Stored data:
--- begin ---

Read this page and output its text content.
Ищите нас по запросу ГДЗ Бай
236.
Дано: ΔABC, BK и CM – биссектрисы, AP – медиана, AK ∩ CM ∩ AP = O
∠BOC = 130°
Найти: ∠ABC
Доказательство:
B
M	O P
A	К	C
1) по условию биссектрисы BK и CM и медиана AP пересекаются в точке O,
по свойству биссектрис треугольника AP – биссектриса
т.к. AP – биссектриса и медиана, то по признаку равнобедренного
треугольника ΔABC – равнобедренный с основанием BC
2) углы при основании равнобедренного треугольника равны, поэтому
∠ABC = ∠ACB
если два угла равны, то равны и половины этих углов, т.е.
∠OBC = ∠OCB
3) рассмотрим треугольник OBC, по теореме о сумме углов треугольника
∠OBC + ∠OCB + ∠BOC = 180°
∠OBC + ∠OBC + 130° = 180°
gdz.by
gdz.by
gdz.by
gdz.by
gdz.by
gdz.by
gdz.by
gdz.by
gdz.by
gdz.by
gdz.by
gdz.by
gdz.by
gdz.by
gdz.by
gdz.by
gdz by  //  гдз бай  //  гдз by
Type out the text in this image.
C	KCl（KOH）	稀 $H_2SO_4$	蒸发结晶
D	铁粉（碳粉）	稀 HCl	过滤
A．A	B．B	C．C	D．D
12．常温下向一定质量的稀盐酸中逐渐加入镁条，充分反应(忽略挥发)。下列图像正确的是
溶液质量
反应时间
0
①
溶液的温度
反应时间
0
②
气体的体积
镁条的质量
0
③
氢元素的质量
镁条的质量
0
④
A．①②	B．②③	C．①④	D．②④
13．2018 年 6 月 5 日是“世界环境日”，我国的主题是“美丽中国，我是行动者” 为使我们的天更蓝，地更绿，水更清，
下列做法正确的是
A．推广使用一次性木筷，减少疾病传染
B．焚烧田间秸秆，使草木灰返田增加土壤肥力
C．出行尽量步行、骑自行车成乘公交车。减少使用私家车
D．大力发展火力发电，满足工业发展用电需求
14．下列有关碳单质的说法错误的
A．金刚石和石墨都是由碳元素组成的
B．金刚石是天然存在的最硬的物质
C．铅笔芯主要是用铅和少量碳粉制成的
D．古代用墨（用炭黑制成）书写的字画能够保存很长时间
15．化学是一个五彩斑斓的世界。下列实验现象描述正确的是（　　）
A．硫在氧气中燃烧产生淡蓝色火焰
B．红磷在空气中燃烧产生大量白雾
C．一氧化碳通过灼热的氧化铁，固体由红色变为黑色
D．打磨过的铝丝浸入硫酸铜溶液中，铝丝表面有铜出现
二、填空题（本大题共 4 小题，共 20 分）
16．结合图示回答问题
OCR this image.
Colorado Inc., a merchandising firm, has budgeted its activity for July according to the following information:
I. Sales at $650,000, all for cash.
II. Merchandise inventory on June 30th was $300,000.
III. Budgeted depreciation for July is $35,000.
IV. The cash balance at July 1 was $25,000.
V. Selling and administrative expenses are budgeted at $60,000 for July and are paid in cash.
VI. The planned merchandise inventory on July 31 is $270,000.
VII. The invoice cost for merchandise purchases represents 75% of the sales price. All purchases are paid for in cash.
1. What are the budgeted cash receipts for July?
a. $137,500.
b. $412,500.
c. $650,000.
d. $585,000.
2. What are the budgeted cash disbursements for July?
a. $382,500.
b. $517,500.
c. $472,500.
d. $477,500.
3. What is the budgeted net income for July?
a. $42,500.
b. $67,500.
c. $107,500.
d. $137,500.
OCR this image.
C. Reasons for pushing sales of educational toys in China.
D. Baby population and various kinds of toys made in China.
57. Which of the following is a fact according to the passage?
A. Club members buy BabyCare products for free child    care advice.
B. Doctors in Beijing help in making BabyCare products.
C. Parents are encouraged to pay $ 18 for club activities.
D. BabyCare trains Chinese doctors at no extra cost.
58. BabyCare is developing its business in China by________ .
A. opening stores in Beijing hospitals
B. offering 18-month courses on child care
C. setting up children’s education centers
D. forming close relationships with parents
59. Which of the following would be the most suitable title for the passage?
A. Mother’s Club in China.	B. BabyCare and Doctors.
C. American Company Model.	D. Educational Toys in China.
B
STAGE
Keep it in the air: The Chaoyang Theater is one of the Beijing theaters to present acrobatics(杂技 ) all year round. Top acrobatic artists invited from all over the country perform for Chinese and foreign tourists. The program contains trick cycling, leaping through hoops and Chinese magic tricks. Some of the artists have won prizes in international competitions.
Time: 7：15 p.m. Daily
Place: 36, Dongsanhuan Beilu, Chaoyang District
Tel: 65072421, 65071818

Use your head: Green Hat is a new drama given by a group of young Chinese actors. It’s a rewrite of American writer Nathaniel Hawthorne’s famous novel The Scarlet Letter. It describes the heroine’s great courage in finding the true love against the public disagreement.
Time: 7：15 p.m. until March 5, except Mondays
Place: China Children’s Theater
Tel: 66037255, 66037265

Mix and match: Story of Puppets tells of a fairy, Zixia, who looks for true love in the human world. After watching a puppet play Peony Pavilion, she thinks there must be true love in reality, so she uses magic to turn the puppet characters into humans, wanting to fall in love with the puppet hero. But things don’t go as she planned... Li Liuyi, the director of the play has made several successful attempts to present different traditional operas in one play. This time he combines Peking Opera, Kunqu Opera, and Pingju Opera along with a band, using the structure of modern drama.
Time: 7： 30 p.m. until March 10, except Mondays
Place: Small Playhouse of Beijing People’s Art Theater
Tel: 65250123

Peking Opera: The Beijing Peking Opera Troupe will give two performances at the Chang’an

--- end ---

> **TASK OBJECTIVE**
Reproduce the complete set of lines precisely as supplied.

> **OUTPUT FOR THIS EXERCISE**
Read this page and output its text content.
Ищите нас по запросу ГДЗ Бай
236.
Дано: ΔABC, BK и CM – биссектрисы, AP – медиана, AK ∩ CM ∩ AP = O
∠BOC = 130°
Найти: ∠ABC
Доказательство:
B
M	O P
A	К	C
1) по условию биссектрисы BK и CM и медиана AP пересекаются в точке O,
по свойству биссектрис треугольника AP – биссектриса
т.к. AP – биссектриса и медиана, то по признаку равнобедренного
треугольника ΔABC – равнобедренный с основанием BC
2) углы при основании равнобедренного треугольника равны, поэтому
∠ABC = ∠ACB
если два угла равны, то равны и половины этих углов, т.е.
∠OBC = ∠OCB
3) рассмотрим треугольник OBC, по теореме о сумме углов треугольника
∠OBC + ∠OCB + ∠BOC = 180°
∠OBC + ∠OBC + 130° = 180°
gdz.by
gdz.by
gdz.by
gdz.by
gdz.by
gdz.by
gdz.by
gdz.by
gdz.by
gdz.by
gdz.by
gdz.by
gdz.by
gdz.by
gdz.by
gdz.by
gdz by  //  гдз бай  //  гдз by
Type out the text in this image.
C	KCl（KOH）	稀 $H_2SO_4$	蒸发结晶
D	铁粉（碳粉）	稀 HCl	过滤
A．A	B．B	C．C	D．D
12．常温下向一定质量的稀盐酸中逐渐加入镁条，充分反应(忽略挥发)。下列图像正确的是
溶液质量
反应时间
0
①
溶液的温度
反应时间
0
②
气体的体积
镁条的质量
0
③
氢元素的质量
镁条的质量
0
④
A．①②	B．②③	C．①④	D．②④
13．2018 年 6 月 5 日是“世界环境日”，我国的主题是“美丽中国，我是行动者” 为使我们的天更蓝，地更绿，水更清，
下列做法正确的是
A．推广使用一次性木筷，减少疾病传染
B．焚烧田间秸秆，使草木灰返田增加土壤肥力
C．出行尽量步行、骑自行车成乘公交车。减少使用私家车
D．大力发展火力发电，满足工业发展用电需求
14．下列有关碳单质的说法错误的
A．金刚石和石墨都是由碳元素组成的
B．金刚石是天然存在的最硬的物质
C．铅笔芯主要是用铅和少量碳粉制成的
D．古代用墨（用炭黑制成）书写的字画能够保存很长时间
15．化学是一个五彩斑斓的世界。下列实验现象描述正确的是（　　）
A．硫在氧气中燃烧产生淡蓝色火焰
B．红磷在空气中燃烧产生大量白雾
C．一氧化碳通过灼热的氧化铁，固体由红色变为黑色
D．打磨过的铝丝浸入硫酸铜溶液中，铝丝表面有铜出现
二、填空题（本大题共 4 小题，共 20 分）
16．结合图示回答问题
OCR this image.
Colorado Inc., a merchandising firm, has budgeted its activity for July according to the following information:
I. Sales at $650,000, all for cash.
II. Merchandise inventory on June 30th was $300,000.
III. Budgeted depreciation for July is $35,000.
IV. The cash balance at July 1 was $25,000.
V. Selling and administrative expenses are budgeted at $60,000 for July and are paid in cash.
VI. The planned merchandise inventory on July 31 is $270,000.
VII. The invoice cost for merchandise purchases represents 75% of the sales price. All purchases are paid for in cash.
1. What are the budgeted cash receipts for July?
a. $137,500.
b. $412,500.
c. $650,000.
d. $585,000.
2. What are the budgeted cash disbursements for July?
a. $382,500.
b. $517,500.
c. $472,500.
d. $477,500.
3. What is the budgeted net income for July?
a. $42,500.
b. $67,500.
c. $107,500.
d. $137,500.
OCR this image.
C. Reasons for pushing sales of educational toys in China.
D. Baby population and various kinds of toys made in China.
57. Which of the following is a fact according to the passage?
A. Club members buy BabyCare products for free child    care advice.
B. Doctors in Beijing help in making BabyCare products.
C. Parents are encouraged to pay $ 18 for club activities.
D. BabyCare trains Chinese doctors at no extra cost.
58. BabyCare is developing its business in China by________ .
A. opening stores in Beijing hospitals
B. offering 18-month courses on child care
C. setting up children’s education centers
D. forming close relationships with parents
59. Which of the following would be the most suitable title for the passage?
A. Mother’s Club in China.	B. BabyCare and Doctors.
C. American Company Model.	D. Educational Toys in China.
B
STAGE
Keep it in the air: The Chaoyang Theater is one of the Beijing theaters to present acrobatics(杂技 ) all year round. Top acrobatic artists invited from all over the country perform for Chinese and foreign tourists. The program contains trick cycling, leaping through hoops and Chinese magic tricks. Some of the artists have won prizes in international competitions.
Time: 7：15 p.m. Daily
Place: 36, Dongsanhuan Beilu, Chaoyang District
Tel: 65072421, 65071818

Use your head: Green Hat is a new drama given by a group of young Chinese actors. It’s a rewrite of American writer Nathaniel Hawthorne’s famous novel The Scarlet Letter. It describes the heroine’s great courage in finding the true love against the public disagreement.
Time: 7：15 p.m. until March 5, except Mondays
Place: China Children’s Theater
Tel: 66037255, 66037265

Mix and match: Story of Puppets tells of a fairy, Zixia, who looks for true love in the human world. After watching a puppet play Peony Pavilion, she thinks there must be true love in reality, so she uses magic to turn the puppet characters into humans, wanting to fall in love with the puppet hero. But things don’t go as she planned... Li Liuyi, the director of the play has made several successful attempts to present different traditional operas in one play. This time he combines Peking Opera, Kunqu Opera, and Pingju Opera along with a band, using the structure of modern drama.
Time: 7： 30 p.m. until March 10, except Mondays
Place: Small Playhouse of Beijing People’s Art Theater
Tel: 65250123

Peking Opera: The Beijing Peking Opera Troupe will give two performances at the Chang’an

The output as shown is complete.